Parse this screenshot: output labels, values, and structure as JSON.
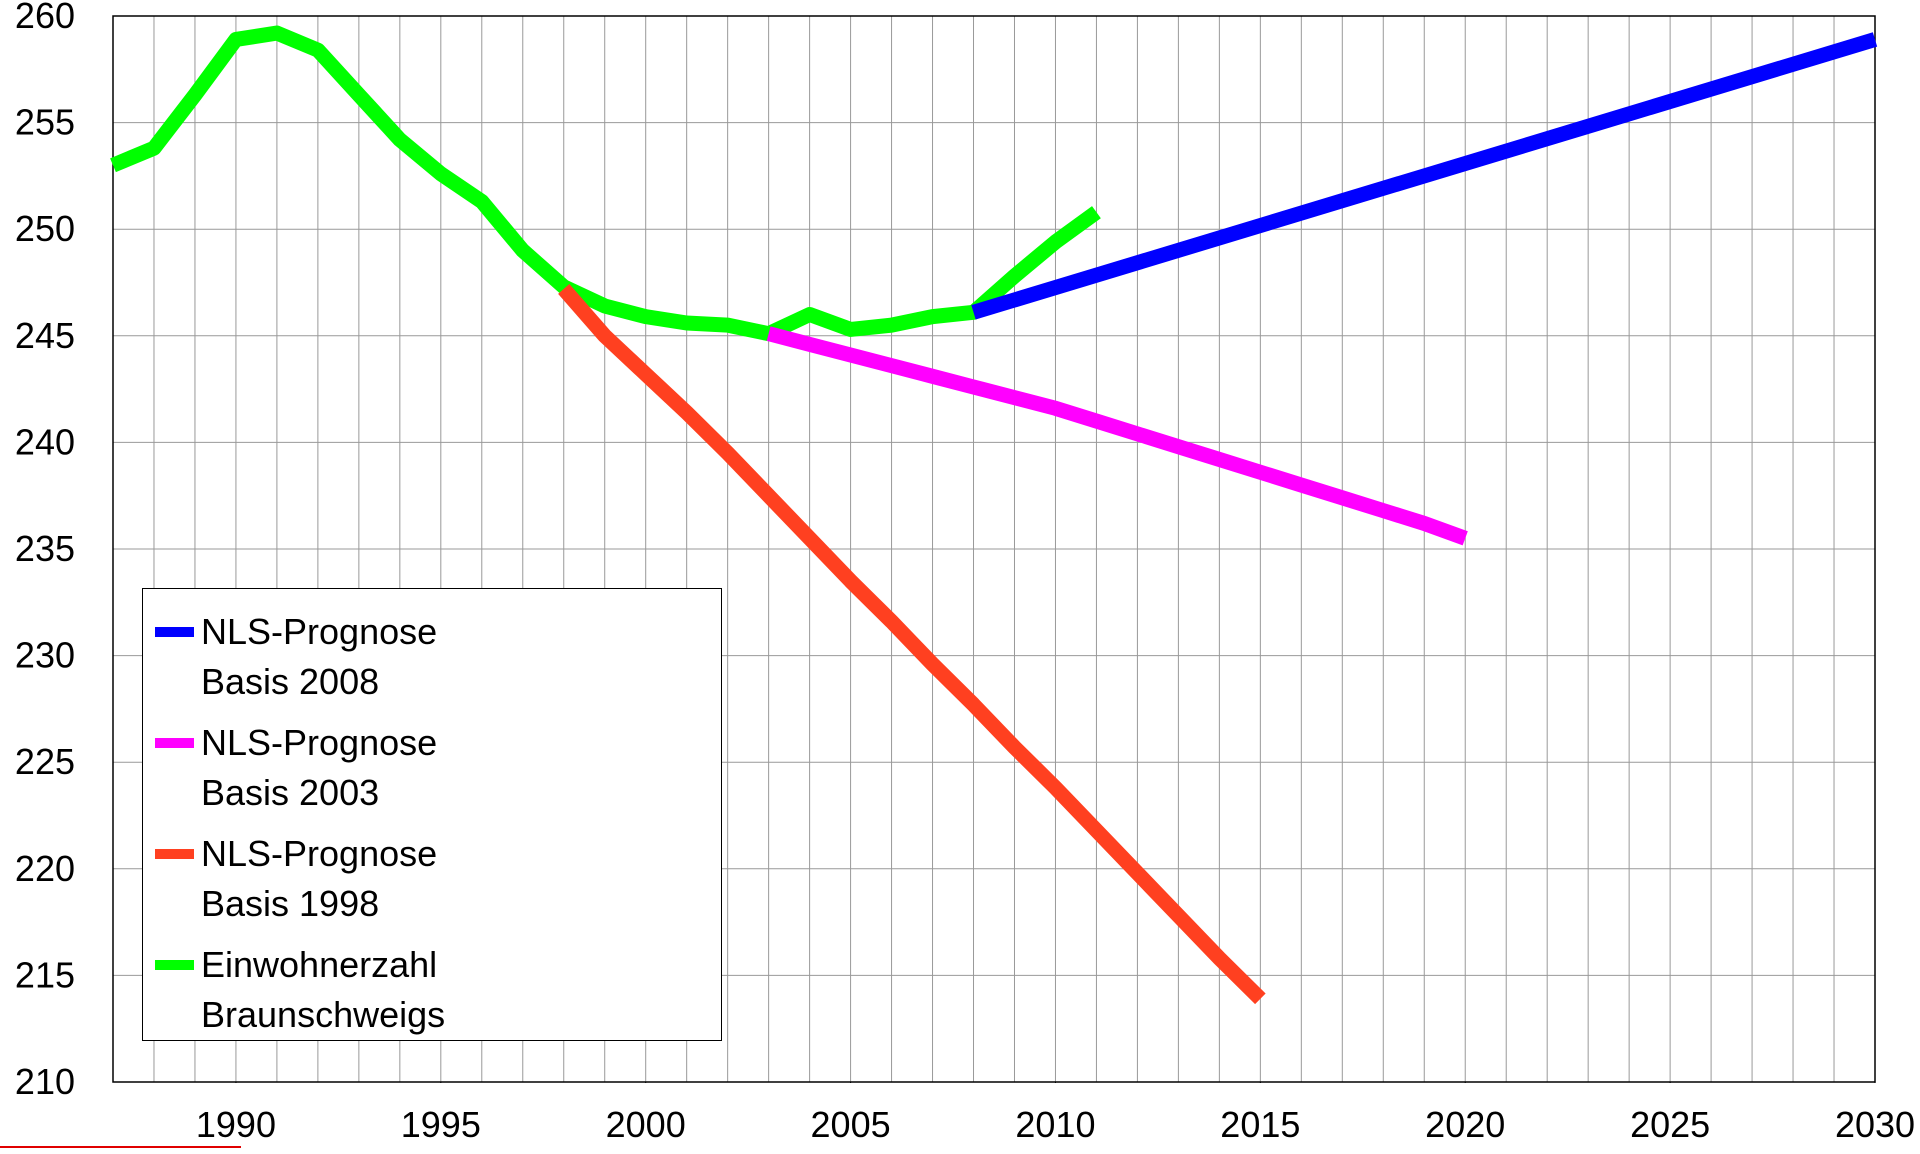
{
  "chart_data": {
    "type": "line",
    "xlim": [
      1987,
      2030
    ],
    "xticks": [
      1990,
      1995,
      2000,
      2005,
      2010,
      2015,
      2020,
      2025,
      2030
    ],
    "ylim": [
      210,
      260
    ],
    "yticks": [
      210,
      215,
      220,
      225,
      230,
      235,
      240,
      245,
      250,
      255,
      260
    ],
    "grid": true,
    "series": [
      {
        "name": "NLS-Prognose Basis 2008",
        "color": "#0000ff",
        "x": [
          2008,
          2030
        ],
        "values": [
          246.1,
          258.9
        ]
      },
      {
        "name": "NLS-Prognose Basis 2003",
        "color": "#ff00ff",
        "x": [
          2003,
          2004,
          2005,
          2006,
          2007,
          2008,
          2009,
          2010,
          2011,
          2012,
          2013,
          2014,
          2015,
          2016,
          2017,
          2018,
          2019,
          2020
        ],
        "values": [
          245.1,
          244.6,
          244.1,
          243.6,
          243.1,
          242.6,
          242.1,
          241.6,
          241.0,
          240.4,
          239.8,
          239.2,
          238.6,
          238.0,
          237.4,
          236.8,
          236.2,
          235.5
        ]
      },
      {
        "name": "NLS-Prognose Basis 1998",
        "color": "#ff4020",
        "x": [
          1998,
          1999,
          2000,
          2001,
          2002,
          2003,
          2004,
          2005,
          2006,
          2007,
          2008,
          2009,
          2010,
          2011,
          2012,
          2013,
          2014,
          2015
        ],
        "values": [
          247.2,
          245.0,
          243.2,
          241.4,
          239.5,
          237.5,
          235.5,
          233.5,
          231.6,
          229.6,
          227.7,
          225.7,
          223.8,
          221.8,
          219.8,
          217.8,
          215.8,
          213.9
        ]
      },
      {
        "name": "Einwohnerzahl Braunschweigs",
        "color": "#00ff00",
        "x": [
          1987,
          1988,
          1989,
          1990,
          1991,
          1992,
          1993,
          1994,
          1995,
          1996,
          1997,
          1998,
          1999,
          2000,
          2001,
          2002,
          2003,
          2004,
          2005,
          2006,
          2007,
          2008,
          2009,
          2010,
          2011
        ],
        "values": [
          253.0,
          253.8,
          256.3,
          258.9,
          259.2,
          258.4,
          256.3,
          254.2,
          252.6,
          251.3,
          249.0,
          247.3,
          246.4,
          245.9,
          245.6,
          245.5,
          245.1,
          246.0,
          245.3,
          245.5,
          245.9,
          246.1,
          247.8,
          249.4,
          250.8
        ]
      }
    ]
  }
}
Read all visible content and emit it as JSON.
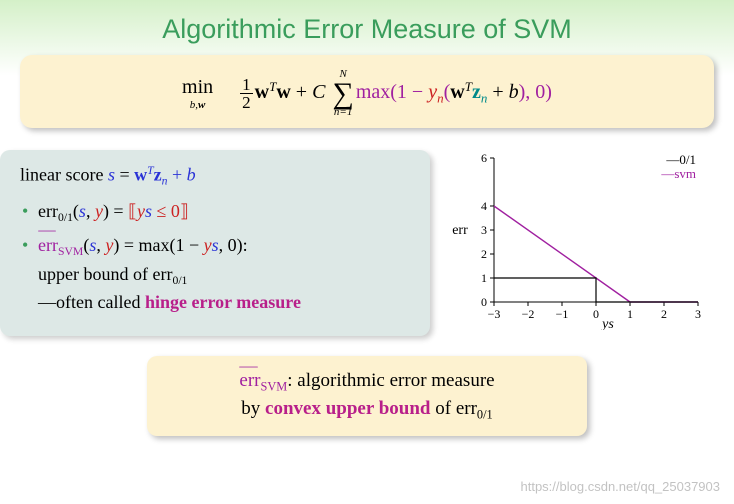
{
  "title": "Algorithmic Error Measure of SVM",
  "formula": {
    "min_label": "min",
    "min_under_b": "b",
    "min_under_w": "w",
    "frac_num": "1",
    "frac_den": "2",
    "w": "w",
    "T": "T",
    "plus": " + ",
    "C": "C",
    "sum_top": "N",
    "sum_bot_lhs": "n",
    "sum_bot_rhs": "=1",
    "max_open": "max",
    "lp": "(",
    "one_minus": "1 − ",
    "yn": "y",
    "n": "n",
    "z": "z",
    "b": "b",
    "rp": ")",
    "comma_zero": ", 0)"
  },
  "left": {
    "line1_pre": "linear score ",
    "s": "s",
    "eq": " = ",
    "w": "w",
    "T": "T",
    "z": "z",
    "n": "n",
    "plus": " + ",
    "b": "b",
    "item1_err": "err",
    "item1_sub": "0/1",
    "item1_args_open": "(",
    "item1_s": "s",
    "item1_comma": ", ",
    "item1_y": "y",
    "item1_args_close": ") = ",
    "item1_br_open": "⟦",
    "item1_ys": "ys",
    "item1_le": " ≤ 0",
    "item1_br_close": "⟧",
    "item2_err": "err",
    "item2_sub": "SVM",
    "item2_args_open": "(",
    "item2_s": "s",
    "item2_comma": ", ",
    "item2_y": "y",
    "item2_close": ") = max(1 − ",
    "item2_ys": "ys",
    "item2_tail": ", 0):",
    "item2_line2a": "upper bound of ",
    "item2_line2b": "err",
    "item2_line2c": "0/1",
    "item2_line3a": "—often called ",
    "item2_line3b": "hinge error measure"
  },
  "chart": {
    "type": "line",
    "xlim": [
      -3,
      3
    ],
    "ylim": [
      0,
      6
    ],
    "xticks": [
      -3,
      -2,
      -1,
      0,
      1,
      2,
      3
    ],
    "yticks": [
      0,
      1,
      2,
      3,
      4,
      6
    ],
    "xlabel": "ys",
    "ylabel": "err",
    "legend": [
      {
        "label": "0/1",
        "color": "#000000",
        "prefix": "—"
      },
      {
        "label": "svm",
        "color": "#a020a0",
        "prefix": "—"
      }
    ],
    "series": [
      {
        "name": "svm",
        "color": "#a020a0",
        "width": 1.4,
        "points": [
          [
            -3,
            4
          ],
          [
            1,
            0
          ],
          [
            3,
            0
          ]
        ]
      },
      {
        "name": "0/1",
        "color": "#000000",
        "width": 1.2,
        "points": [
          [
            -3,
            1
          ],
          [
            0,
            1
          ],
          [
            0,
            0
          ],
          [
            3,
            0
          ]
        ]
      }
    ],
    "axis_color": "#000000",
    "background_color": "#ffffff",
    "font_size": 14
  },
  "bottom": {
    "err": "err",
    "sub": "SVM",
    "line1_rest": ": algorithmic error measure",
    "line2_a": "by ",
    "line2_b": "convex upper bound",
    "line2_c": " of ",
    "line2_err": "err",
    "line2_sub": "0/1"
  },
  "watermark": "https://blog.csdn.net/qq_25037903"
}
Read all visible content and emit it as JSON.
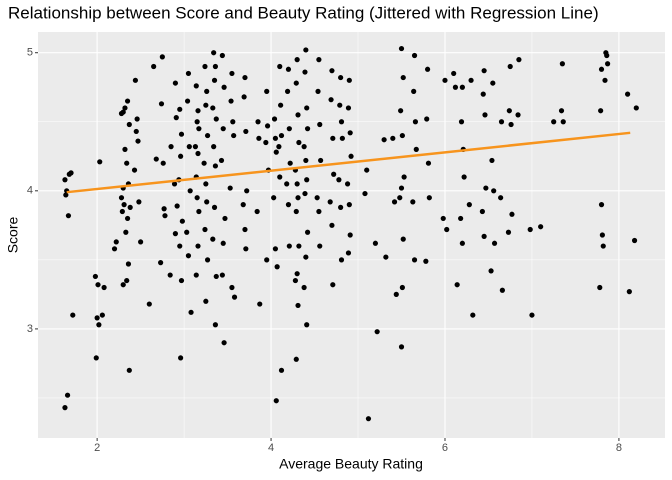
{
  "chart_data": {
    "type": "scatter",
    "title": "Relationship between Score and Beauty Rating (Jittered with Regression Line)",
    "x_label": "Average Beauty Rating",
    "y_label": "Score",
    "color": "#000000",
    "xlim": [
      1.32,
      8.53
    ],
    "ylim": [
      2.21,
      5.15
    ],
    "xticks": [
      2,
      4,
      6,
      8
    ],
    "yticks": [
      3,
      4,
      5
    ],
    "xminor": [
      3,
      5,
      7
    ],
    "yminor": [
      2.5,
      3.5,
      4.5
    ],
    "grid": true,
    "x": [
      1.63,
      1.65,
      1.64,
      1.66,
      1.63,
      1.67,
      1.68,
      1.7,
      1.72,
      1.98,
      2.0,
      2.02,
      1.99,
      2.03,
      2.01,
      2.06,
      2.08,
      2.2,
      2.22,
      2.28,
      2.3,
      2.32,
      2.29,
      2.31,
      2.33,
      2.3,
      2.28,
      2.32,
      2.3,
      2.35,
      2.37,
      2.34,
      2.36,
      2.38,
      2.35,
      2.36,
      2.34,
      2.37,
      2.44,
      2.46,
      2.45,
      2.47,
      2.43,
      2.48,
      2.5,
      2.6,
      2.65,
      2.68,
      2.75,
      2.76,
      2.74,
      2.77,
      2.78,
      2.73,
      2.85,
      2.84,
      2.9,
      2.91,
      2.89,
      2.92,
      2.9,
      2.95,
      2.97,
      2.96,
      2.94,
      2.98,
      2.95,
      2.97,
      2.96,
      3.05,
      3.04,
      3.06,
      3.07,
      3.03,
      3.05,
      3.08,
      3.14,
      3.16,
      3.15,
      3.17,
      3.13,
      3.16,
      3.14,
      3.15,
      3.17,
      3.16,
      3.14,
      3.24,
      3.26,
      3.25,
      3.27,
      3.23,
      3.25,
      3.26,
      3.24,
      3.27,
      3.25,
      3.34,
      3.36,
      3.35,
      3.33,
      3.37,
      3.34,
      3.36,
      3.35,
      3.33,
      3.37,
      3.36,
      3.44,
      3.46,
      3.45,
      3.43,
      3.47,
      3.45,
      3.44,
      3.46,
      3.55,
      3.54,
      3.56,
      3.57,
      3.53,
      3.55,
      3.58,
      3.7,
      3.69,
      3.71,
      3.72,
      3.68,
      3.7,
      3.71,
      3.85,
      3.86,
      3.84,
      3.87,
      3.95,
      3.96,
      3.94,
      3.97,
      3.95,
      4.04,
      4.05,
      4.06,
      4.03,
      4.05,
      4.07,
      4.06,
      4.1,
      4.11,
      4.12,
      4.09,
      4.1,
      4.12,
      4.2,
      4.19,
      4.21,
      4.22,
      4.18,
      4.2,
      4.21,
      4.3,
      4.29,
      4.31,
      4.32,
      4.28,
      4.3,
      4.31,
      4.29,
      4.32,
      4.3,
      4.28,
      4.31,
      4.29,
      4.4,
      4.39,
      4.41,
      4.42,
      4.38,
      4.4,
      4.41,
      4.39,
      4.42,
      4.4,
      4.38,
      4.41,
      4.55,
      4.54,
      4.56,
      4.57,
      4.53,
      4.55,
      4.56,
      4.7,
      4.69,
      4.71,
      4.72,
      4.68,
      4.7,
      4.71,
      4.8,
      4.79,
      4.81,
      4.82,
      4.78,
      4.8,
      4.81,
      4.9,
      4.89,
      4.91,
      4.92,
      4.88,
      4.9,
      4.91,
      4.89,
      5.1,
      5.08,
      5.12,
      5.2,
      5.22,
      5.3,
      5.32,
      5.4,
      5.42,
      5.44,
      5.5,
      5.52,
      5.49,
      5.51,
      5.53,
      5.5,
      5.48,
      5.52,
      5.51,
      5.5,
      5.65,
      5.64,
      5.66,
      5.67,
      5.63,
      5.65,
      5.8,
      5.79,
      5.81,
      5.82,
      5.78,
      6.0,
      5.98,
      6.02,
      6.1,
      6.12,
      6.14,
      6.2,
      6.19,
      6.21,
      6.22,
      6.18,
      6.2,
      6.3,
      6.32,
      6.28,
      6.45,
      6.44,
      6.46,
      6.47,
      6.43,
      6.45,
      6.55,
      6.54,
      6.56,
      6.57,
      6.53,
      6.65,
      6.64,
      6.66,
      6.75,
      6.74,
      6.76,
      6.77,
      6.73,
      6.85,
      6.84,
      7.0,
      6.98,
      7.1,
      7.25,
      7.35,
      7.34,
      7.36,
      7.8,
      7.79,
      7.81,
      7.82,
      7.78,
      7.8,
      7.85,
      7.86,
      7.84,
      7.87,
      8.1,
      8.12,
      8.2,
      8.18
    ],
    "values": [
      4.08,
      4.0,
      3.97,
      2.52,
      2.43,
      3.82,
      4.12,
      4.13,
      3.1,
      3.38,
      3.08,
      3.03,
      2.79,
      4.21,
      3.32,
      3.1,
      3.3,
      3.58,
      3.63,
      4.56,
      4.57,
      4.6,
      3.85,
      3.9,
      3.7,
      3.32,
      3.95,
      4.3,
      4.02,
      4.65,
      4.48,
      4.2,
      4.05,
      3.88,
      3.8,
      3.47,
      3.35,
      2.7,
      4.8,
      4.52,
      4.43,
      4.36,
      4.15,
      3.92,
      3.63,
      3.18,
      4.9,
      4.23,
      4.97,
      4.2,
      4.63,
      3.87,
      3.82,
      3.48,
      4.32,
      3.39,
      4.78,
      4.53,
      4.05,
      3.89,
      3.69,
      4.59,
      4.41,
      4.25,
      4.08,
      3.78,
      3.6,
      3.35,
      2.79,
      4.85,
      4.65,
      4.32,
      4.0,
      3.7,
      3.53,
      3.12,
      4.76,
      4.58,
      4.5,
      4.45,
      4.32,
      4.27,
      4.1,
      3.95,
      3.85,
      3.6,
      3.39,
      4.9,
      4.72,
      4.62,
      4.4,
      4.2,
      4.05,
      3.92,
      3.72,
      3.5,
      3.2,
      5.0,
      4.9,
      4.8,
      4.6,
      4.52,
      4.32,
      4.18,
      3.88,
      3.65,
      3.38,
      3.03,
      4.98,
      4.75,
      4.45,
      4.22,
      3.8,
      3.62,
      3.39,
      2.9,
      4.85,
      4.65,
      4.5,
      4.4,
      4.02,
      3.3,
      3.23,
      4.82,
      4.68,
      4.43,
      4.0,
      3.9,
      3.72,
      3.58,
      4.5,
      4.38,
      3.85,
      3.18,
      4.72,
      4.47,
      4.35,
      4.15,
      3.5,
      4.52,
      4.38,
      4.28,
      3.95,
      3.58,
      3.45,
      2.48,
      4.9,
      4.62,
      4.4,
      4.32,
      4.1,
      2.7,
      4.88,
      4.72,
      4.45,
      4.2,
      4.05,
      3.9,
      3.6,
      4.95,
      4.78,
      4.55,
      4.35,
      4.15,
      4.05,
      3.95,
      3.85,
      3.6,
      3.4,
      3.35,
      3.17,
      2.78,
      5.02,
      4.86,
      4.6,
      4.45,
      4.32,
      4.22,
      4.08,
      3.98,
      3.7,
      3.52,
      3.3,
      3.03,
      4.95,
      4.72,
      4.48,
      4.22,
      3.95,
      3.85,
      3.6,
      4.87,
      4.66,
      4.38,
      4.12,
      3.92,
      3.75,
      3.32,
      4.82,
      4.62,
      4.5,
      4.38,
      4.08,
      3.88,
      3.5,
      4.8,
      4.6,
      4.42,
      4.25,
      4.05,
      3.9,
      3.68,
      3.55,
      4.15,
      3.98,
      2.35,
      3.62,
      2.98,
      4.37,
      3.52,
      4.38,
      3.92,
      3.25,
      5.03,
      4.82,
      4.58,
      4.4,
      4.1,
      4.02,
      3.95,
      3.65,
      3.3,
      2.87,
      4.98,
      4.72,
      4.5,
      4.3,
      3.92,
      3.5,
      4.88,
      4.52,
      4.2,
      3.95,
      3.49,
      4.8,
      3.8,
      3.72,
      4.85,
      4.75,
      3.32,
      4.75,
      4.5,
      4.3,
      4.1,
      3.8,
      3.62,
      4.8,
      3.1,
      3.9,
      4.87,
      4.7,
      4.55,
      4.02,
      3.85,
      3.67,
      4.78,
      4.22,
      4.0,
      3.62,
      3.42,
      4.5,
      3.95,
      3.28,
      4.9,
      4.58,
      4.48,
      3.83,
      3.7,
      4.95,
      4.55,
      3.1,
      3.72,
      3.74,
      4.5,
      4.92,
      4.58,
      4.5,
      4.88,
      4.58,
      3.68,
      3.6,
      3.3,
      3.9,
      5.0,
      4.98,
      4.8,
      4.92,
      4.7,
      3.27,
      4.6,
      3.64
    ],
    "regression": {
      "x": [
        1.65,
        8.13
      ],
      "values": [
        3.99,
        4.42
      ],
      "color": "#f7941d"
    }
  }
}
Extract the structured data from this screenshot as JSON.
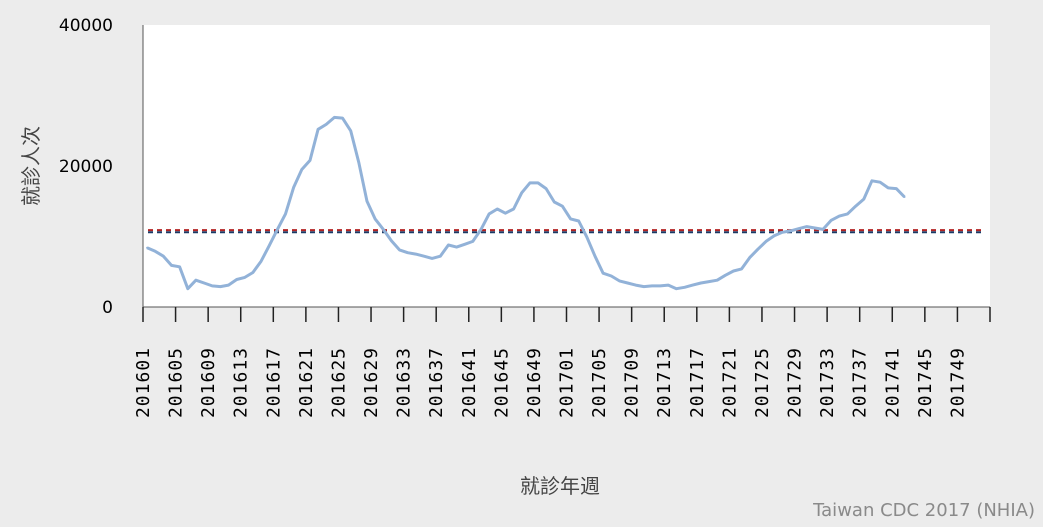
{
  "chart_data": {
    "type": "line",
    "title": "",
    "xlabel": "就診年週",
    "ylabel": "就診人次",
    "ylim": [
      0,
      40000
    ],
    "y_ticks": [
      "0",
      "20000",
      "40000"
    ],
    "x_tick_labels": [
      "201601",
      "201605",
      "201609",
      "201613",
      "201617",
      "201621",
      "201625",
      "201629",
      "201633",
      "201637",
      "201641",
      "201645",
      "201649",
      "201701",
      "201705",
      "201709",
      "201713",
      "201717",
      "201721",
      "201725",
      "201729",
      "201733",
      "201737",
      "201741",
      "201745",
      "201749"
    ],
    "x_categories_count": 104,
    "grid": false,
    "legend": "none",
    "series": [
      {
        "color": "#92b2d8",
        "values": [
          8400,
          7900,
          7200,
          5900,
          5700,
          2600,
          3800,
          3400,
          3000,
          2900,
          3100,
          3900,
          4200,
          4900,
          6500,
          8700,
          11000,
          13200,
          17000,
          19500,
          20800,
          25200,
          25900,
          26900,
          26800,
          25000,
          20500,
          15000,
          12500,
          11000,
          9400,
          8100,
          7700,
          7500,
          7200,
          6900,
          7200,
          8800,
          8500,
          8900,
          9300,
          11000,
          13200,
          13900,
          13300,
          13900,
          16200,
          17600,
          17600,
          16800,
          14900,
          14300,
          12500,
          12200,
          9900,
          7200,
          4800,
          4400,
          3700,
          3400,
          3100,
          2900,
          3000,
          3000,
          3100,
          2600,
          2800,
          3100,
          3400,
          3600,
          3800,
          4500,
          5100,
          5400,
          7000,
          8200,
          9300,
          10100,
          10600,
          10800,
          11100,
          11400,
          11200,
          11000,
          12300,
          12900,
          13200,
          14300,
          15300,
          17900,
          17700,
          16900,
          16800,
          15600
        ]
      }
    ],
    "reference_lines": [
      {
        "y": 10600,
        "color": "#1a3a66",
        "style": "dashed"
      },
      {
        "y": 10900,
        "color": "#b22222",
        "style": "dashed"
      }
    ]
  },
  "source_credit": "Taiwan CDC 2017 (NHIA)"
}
-------
▶ _Directions for this task_: Determine how many lines in the listing above hold the string "name", then write only the number.

▶ _Answer to this exercise_: 6